Set exercise = Which lines below hold the word "disks"? Copy all of them.

Listed entries =
_ _ _

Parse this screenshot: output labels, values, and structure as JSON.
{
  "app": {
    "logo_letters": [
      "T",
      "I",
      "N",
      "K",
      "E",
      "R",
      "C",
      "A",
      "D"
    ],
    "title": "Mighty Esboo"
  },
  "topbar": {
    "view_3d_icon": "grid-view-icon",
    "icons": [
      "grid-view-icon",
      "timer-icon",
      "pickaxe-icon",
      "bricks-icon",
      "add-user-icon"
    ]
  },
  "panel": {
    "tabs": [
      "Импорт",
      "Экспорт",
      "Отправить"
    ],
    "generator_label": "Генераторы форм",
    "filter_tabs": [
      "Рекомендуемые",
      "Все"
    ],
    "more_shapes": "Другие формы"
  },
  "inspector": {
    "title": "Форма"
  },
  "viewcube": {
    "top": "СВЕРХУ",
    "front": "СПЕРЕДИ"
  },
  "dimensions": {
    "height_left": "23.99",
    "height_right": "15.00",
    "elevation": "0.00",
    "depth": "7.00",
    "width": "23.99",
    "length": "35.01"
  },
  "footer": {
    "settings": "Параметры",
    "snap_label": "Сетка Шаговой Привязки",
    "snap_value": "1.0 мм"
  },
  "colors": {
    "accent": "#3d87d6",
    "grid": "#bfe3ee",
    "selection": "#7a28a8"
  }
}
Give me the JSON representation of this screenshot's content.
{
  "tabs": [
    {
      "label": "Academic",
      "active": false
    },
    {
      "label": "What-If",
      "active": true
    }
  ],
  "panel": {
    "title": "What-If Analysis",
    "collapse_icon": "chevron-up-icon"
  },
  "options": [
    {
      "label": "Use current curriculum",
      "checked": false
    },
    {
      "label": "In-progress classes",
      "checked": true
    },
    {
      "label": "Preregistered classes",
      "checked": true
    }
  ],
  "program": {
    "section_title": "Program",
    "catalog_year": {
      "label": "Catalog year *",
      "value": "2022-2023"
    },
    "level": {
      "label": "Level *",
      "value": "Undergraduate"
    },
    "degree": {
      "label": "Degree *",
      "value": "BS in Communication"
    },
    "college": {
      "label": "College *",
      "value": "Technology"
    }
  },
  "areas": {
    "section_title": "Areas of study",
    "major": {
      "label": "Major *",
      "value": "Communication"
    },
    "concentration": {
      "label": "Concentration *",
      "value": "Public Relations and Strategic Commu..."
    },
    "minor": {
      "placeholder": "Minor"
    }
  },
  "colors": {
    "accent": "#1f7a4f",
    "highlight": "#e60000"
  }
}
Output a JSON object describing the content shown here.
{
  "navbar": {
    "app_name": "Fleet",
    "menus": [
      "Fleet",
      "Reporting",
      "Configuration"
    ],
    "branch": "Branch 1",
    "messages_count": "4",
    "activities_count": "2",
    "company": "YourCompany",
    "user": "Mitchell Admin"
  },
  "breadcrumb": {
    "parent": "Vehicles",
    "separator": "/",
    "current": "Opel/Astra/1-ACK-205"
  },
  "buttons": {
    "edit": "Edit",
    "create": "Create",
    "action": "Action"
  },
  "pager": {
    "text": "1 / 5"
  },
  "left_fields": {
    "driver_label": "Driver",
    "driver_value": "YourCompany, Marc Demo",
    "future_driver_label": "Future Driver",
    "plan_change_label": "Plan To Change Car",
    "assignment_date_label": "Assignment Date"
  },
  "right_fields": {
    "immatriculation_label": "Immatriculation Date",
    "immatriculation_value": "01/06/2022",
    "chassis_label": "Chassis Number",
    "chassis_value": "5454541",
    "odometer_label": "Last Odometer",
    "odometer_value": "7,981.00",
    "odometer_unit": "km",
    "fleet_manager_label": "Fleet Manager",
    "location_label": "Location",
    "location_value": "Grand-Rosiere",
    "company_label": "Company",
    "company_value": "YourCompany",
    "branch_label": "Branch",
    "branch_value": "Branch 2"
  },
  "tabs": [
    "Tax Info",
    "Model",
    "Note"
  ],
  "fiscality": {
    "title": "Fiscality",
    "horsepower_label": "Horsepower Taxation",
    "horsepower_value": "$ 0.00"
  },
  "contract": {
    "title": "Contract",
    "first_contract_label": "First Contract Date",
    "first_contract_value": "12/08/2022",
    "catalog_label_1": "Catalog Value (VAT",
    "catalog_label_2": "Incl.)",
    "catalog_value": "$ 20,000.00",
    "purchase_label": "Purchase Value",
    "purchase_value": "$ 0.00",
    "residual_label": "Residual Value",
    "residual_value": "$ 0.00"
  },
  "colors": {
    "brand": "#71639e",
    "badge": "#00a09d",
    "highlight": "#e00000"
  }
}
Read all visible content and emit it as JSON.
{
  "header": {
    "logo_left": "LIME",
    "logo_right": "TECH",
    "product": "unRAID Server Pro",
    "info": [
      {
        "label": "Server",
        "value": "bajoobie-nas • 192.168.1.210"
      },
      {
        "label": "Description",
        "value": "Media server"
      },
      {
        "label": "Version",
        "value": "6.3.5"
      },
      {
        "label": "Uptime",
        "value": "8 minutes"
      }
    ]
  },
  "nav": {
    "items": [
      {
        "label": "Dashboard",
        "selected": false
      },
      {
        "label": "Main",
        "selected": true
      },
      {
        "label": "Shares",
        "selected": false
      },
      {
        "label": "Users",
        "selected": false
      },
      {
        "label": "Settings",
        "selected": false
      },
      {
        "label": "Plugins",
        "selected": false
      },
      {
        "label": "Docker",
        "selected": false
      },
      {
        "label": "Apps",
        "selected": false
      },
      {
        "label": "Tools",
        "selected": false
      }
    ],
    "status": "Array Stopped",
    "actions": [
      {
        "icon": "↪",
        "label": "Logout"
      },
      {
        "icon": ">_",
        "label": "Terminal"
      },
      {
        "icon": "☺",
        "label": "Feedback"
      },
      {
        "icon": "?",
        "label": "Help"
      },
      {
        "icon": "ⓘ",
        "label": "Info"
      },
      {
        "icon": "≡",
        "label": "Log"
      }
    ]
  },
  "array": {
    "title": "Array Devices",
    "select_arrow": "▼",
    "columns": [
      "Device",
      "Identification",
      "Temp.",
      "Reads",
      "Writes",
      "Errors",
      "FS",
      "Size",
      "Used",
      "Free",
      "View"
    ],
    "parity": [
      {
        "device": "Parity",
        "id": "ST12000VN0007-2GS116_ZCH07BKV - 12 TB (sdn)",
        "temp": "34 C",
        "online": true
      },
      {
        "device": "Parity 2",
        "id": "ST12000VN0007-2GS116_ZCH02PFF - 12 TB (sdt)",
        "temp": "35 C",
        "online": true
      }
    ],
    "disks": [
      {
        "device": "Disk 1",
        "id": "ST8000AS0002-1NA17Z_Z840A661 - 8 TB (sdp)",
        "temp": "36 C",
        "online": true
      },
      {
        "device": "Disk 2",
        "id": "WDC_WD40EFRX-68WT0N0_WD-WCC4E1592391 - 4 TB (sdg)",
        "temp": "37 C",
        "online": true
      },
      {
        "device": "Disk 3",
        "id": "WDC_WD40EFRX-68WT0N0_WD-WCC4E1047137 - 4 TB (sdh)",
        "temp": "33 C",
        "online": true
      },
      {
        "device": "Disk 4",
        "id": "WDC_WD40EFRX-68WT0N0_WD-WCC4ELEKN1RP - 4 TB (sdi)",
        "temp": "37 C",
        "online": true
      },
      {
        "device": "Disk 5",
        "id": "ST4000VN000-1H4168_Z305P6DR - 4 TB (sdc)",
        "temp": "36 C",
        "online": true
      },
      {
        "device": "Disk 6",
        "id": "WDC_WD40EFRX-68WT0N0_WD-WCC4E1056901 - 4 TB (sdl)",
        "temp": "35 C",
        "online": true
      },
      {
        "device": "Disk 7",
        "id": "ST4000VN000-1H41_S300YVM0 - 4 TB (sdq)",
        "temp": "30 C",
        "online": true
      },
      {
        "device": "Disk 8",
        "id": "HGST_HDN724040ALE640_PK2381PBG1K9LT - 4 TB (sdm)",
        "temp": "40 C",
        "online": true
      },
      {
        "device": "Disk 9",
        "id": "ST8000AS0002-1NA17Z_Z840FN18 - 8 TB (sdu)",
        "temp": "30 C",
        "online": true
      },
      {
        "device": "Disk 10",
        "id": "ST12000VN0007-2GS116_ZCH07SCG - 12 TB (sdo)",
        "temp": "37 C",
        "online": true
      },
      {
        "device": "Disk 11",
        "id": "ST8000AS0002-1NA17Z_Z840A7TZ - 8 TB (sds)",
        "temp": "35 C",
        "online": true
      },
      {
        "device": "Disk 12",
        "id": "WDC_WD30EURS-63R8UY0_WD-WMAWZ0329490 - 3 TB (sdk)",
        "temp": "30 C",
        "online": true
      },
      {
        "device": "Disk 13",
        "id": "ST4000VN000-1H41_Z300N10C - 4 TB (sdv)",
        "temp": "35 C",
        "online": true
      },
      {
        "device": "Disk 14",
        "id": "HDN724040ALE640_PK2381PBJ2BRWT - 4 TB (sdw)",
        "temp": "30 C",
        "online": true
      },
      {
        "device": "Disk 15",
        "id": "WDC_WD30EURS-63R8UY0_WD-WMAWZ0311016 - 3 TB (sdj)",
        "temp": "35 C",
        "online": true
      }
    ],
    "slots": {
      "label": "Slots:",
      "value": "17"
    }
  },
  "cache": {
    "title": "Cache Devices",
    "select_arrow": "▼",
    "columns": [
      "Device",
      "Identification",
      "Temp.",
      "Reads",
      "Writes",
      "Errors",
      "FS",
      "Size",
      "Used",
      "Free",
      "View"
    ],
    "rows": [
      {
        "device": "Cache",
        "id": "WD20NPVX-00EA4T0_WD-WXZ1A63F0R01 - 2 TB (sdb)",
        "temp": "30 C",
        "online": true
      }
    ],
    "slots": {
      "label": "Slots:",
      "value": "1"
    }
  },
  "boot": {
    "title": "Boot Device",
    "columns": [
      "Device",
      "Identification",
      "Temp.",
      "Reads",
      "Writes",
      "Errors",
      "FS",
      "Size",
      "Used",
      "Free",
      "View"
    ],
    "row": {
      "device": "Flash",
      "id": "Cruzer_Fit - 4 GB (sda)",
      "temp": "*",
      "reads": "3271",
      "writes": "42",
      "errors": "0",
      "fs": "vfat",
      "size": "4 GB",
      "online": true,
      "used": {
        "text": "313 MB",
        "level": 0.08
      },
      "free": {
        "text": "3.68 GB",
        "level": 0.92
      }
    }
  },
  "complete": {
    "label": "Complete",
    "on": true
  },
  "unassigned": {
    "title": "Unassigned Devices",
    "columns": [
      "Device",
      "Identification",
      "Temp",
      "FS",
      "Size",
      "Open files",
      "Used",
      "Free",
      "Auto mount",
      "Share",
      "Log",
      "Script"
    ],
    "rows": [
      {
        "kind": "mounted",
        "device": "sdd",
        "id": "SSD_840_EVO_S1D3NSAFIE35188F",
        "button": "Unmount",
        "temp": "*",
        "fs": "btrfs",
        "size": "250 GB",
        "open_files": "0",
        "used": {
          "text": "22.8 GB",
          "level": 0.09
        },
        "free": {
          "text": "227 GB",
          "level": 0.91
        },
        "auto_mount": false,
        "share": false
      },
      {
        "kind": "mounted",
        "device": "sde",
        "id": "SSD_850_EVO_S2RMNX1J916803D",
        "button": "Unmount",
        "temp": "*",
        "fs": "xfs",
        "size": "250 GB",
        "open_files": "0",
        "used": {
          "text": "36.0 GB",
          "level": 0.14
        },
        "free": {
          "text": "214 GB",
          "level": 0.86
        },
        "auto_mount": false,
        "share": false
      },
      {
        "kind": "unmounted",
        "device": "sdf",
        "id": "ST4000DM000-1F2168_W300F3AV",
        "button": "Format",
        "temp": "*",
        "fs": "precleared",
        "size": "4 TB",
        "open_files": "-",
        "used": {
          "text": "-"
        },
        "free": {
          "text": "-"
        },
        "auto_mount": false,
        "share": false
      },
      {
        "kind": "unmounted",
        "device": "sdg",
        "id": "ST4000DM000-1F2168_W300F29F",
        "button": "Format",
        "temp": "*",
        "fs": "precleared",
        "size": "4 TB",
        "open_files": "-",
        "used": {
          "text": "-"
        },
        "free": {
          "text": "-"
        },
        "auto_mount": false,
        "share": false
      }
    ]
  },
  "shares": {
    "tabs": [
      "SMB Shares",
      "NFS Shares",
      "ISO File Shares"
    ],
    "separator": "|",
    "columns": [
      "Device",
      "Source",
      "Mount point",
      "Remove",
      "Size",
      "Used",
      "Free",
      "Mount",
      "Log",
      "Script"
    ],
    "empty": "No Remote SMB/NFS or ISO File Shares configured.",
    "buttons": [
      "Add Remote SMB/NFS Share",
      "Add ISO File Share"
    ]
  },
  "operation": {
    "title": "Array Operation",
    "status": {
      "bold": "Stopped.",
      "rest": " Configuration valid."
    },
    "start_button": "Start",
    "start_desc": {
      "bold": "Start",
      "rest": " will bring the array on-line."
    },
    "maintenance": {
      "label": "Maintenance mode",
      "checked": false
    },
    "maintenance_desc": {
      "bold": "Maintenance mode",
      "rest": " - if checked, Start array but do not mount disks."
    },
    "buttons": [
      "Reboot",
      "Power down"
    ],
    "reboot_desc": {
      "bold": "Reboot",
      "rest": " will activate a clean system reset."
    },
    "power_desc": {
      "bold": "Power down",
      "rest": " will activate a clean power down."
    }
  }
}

_ _ _

Answer to this problem =
    "disks": [
      "rest": " - if checked, Start array but do not mount disks."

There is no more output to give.